* [Written exercise] Identify and copy all lines of the material where the string "jednorodzinnego" is found.

* [Records from a dataset]
* Start *

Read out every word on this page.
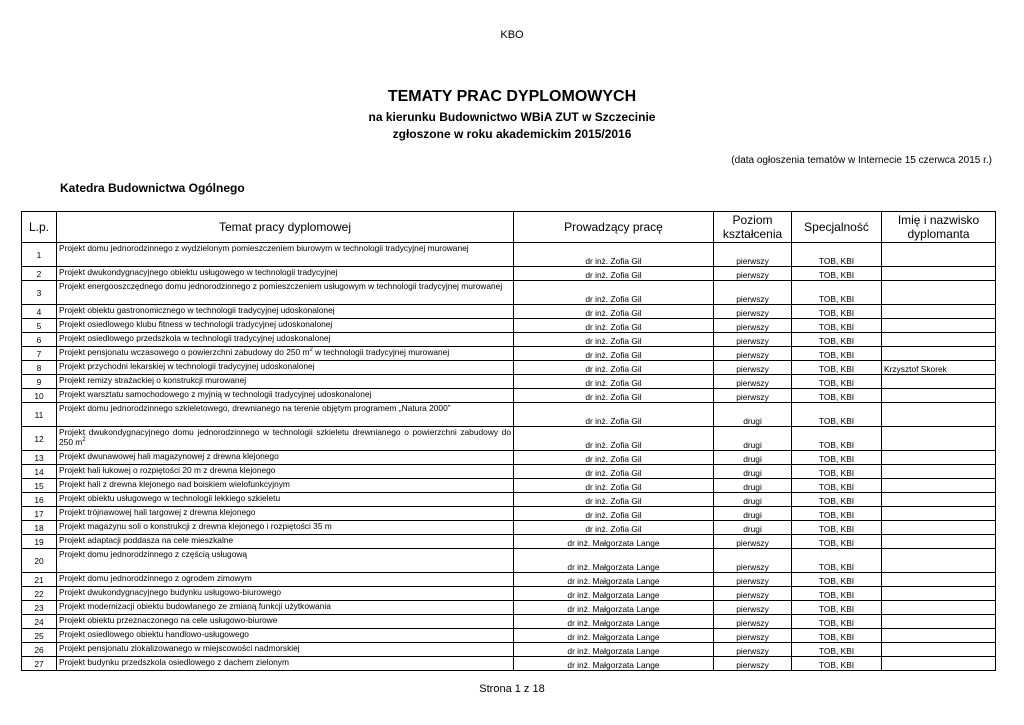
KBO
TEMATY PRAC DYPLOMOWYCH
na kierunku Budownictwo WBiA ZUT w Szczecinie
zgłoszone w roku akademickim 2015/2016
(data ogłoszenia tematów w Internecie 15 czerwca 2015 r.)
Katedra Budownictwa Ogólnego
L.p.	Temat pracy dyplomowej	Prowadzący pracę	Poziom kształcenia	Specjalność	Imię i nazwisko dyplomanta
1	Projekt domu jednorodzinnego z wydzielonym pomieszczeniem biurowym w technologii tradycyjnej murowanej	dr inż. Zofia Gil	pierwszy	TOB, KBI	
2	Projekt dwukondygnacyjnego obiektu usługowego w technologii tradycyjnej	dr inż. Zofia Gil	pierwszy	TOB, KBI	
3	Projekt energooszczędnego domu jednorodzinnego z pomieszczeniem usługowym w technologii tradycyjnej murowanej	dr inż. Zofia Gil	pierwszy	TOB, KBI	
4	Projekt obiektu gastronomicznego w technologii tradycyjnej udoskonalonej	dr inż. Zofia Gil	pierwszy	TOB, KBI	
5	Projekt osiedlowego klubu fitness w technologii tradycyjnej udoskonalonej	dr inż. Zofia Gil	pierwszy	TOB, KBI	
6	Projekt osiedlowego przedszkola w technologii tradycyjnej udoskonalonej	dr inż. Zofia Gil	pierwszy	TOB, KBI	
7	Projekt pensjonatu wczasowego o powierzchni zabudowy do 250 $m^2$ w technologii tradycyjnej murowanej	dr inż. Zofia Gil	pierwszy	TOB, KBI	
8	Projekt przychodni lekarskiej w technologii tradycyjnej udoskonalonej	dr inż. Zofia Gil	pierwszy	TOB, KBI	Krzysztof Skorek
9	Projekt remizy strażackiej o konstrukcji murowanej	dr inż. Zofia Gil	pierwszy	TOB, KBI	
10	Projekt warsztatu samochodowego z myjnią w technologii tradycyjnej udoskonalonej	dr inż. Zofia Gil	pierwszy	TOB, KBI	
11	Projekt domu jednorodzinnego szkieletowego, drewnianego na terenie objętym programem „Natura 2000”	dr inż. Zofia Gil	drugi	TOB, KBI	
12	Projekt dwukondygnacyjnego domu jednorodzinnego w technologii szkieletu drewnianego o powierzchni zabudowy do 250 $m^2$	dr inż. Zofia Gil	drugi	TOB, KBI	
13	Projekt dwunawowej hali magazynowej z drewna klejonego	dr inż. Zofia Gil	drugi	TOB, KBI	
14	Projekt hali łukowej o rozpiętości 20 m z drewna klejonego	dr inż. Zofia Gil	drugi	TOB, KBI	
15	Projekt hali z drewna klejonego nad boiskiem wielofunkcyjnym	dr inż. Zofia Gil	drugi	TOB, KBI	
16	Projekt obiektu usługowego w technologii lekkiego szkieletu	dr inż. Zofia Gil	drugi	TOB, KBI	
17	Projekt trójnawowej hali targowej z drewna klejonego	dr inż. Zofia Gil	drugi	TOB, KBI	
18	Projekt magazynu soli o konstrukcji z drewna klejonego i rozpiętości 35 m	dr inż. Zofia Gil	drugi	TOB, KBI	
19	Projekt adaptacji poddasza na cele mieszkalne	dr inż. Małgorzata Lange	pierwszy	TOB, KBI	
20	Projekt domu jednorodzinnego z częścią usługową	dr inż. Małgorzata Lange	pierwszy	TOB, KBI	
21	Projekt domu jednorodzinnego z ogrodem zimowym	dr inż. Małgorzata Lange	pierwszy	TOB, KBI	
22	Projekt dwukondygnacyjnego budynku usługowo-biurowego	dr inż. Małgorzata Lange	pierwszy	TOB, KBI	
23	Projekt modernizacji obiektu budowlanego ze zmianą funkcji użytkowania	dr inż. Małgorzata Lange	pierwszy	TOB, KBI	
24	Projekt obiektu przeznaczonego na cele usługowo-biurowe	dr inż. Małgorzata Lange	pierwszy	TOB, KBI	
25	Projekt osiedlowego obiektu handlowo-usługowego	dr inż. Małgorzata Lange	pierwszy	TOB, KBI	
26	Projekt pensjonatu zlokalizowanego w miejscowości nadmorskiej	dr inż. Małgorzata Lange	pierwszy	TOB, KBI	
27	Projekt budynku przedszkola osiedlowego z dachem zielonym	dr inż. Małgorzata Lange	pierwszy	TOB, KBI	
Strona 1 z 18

* End *
* Start *

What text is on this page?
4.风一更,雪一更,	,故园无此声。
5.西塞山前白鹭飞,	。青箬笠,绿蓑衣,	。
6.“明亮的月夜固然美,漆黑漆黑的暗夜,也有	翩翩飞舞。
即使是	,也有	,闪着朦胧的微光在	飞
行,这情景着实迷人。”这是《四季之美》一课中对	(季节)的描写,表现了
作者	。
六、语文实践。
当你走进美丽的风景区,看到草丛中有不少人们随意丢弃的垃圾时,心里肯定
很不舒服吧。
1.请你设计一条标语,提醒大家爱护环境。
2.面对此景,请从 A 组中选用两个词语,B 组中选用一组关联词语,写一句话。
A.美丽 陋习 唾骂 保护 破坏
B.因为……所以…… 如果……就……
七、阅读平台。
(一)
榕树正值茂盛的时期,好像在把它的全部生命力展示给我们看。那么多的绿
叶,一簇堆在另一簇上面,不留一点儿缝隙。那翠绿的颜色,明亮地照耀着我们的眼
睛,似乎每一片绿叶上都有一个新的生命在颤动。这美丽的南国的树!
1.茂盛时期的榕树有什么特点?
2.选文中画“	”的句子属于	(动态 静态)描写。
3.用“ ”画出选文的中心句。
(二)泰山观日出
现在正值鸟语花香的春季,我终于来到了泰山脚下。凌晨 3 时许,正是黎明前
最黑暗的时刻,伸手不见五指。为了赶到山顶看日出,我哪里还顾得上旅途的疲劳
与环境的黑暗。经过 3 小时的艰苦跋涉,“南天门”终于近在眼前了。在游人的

* End *

* [Response to the task]
1	Projekt domu jednorodzinnego z wydzielonym pomieszczeniem biurowym w technologii tradycyjnej murowanej	dr inż. Zofia Gil	pierwszy	TOB, KBI	
3	Projekt energooszczędnego domu jednorodzinnego z pomieszczeniem usługowym w technologii tradycyjnej murowanej	dr inż. Zofia Gil	pierwszy	TOB, KBI	
11	Projekt domu jednorodzinnego szkieletowego, drewnianego na terenie objętym programem „Natura 2000”	dr inż. Zofia Gil	drugi	TOB, KBI	
12	Projekt dwukondygnacyjnego domu jednorodzinnego w technologii szkieletu drewnianego o powierzchni zabudowy do 250 $m^2$	dr inż. Zofia Gil	drugi	TOB, KBI	
20	Projekt domu jednorodzinnego z częścią usługową	dr inż. Małgorzata Lange	pierwszy	TOB, KBI	
21	Projekt domu jednorodzinnego z ogrodem zimowym	dr inż. Małgorzata Lange	pierwszy	TOB, KBI	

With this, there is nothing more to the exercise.